__TASK OBJECTIVE__
Pictures are not part of the copy; repeat everything else in the records exactly.

__Recorded data__
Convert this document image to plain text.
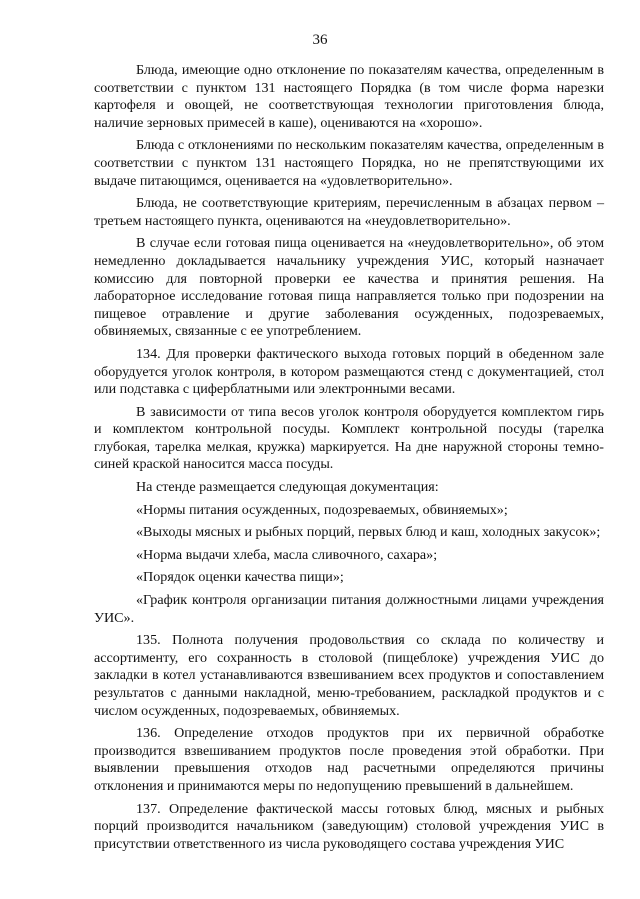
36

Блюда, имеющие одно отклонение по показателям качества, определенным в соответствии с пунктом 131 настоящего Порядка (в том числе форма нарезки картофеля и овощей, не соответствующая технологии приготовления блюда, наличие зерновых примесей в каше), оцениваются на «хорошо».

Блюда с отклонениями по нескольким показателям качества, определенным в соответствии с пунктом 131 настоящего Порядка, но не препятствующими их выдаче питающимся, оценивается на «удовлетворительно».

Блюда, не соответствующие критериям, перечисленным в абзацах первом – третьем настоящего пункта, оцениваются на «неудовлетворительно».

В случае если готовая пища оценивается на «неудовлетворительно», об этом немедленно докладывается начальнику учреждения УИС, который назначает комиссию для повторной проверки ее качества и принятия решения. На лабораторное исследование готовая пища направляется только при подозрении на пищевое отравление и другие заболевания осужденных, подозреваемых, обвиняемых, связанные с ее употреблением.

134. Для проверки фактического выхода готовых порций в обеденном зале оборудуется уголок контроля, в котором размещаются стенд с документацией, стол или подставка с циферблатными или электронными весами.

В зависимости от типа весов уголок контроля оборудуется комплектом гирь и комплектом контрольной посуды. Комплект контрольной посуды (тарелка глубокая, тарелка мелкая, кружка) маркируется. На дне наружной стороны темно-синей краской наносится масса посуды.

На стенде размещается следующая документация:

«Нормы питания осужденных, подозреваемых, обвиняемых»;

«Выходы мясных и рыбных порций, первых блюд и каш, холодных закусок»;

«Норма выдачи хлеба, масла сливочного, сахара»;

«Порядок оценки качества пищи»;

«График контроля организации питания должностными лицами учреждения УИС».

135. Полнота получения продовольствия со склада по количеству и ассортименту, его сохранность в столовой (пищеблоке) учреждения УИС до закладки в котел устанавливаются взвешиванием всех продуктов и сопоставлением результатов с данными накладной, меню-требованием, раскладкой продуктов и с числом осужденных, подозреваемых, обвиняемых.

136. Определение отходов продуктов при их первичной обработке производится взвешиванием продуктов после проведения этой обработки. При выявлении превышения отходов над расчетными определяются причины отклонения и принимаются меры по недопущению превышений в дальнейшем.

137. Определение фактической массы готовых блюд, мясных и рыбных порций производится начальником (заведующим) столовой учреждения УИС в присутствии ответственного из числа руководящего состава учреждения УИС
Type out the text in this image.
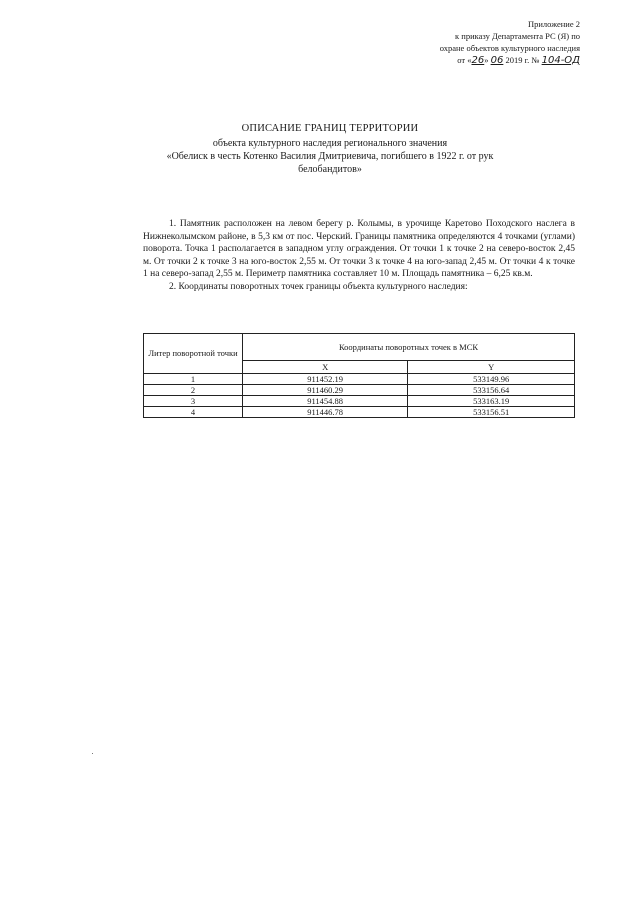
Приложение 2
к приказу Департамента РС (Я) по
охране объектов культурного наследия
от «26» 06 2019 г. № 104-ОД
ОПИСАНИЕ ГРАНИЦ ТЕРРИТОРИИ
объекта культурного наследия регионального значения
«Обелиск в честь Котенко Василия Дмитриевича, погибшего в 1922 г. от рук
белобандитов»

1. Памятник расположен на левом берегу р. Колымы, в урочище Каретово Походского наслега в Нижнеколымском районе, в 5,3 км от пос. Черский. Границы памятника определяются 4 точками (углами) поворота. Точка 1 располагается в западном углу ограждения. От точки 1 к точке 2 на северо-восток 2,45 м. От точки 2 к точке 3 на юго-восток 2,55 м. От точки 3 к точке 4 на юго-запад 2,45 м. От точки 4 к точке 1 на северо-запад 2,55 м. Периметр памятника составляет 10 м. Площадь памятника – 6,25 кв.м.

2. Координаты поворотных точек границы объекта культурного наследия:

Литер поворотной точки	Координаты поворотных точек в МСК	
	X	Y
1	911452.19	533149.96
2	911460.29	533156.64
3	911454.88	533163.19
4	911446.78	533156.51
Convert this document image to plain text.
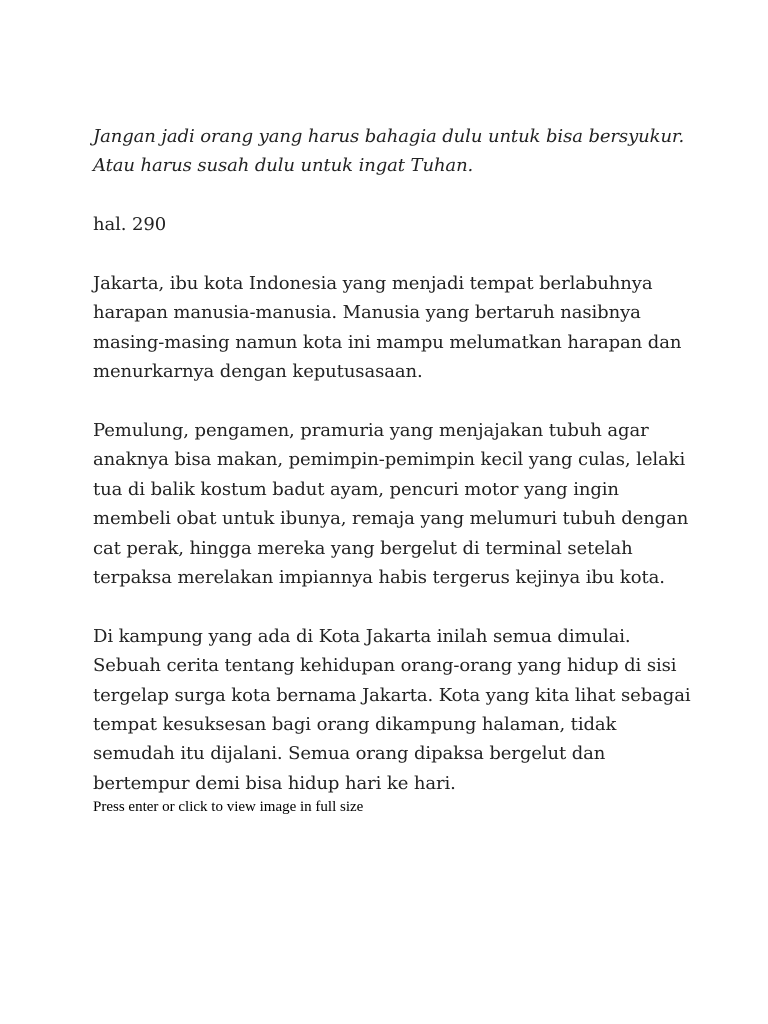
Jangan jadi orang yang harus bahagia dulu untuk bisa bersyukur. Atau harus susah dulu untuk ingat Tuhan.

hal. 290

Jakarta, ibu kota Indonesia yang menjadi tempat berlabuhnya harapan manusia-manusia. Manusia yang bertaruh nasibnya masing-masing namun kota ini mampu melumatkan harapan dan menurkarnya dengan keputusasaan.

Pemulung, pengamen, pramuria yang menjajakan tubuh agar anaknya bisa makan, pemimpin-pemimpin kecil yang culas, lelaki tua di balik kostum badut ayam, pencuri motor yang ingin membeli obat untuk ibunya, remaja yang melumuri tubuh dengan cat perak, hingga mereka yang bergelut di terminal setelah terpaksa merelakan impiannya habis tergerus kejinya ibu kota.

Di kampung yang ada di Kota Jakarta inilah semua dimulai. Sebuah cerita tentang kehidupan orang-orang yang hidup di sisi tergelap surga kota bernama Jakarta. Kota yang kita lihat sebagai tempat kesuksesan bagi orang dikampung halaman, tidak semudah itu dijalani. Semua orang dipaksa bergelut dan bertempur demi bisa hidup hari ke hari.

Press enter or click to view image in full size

__REPLY TO THE TASK__
Convert this document image to plain text.
36

Блюда, имеющие одно отклонение по показателям качества, определенным в соответствии с пунктом 131 настоящего Порядка (в том числе форма нарезки картофеля и овощей, не соответствующая технологии приготовления блюда, наличие зерновых примесей в каше), оцениваются на «хорошо».

Блюда с отклонениями по нескольким показателям качества, определенным в соответствии с пунктом 131 настоящего Порядка, но не препятствующими их выдаче питающимся, оценивается на «удовлетворительно».

Блюда, не соответствующие критериям, перечисленным в абзацах первом – третьем настоящего пункта, оцениваются на «неудовлетворительно».

В случае если готовая пища оценивается на «неудовлетворительно», об этом немедленно докладывается начальнику учреждения УИС, который назначает комиссию для повторной проверки ее качества и принятия решения. На лабораторное исследование готовая пища направляется только при подозрении на пищевое отравление и другие заболевания осужденных, подозреваемых, обвиняемых, связанные с ее употреблением.

134. Для проверки фактического выхода готовых порций в обеденном зале оборудуется уголок контроля, в котором размещаются стенд с документацией, стол или подставка с циферблатными или электронными весами.

В зависимости от типа весов уголок контроля оборудуется комплектом гирь и комплектом контрольной посуды. Комплект контрольной посуды (тарелка глубокая, тарелка мелкая, кружка) маркируется. На дне наружной стороны темно-синей краской наносится масса посуды.

На стенде размещается следующая документация:

«Нормы питания осужденных, подозреваемых, обвиняемых»;

«Выходы мясных и рыбных порций, первых блюд и каш, холодных закусок»;

«Норма выдачи хлеба, масла сливочного, сахара»;

«Порядок оценки качества пищи»;

«График контроля организации питания должностными лицами учреждения УИС».

135. Полнота получения продовольствия со склада по количеству и ассортименту, его сохранность в столовой (пищеблоке) учреждения УИС до закладки в котел устанавливаются взвешиванием всех продуктов и сопоставлением результатов с данными накладной, меню-требованием, раскладкой продуктов и с числом осужденных, подозреваемых, обвиняемых.

136. Определение отходов продуктов при их первичной обработке производится взвешиванием продуктов после проведения этой обработки. При выявлении превышения отходов над расчетными определяются причины отклонения и принимаются меры по недопущению превышений в дальнейшем.

137. Определение фактической массы готовых блюд, мясных и рыбных порций производится начальником (заведующим) столовой учреждения УИС в присутствии ответственного из числа руководящего состава учреждения УИС
Type out the text in this image.
Приложение 2
к приказу Департамента РС (Я) по
охране объектов культурного наследия
от «26» 06 2019 г. № 104-ОД
ОПИСАНИЕ ГРАНИЦ ТЕРРИТОРИИ
объекта культурного наследия регионального значения
«Обелиск в честь Котенко Василия Дмитриевича, погибшего в 1922 г. от рук
белобандитов»

1. Памятник расположен на левом берегу р. Колымы, в урочище Каретово Походского наслега в Нижнеколымском районе, в 5,3 км от пос. Черский. Границы памятника определяются 4 точками (углами) поворота. Точка 1 располагается в западном углу ограждения. От точки 1 к точке 2 на северо-восток 2,45 м. От точки 2 к точке 3 на юго-восток 2,55 м. От точки 3 к точке 4 на юго-запад 2,45 м. От точки 4 к точке 1 на северо-запад 2,55 м. Периметр памятника составляет 10 м. Площадь памятника – 6,25 кв.м.

2. Координаты поворотных точек границы объекта культурного наследия:

Литер поворотной точки	Координаты поворотных точек в МСК	
	X	Y
1	911452.19	533149.96
2	911460.29	533156.64
3	911454.88	533163.19
4	911446.78	533156.51
Convert this document image to plain text.
Jangan jadi orang yang harus bahagia dulu untuk bisa bersyukur. Atau harus susah dulu untuk ingat Tuhan.

hal. 290

Jakarta, ibu kota Indonesia yang menjadi tempat berlabuhnya harapan manusia-manusia. Manusia yang bertaruh nasibnya masing-masing namun kota ini mampu melumatkan harapan dan menurkarnya dengan keputusasaan.

Pemulung, pengamen, pramuria yang menjajakan tubuh agar anaknya bisa makan, pemimpin-pemimpin kecil yang culas, lelaki tua di balik kostum badut ayam, pencuri motor yang ingin membeli obat untuk ibunya, remaja yang melumuri tubuh dengan cat perak, hingga mereka yang bergelut di terminal setelah terpaksa merelakan impiannya habis tergerus kejinya ibu kota.

Di kampung yang ada di Kota Jakarta inilah semua dimulai. Sebuah cerita tentang kehidupan orang-orang yang hidup di sisi tergelap surga kota bernama Jakarta. Kota yang kita lihat sebagai tempat kesuksesan bagi orang dikampung halaman, tidak semudah itu dijalani. Semua orang dipaksa bergelut dan bertempur demi bisa hidup hari ke hari.

Press enter or click to view image in full size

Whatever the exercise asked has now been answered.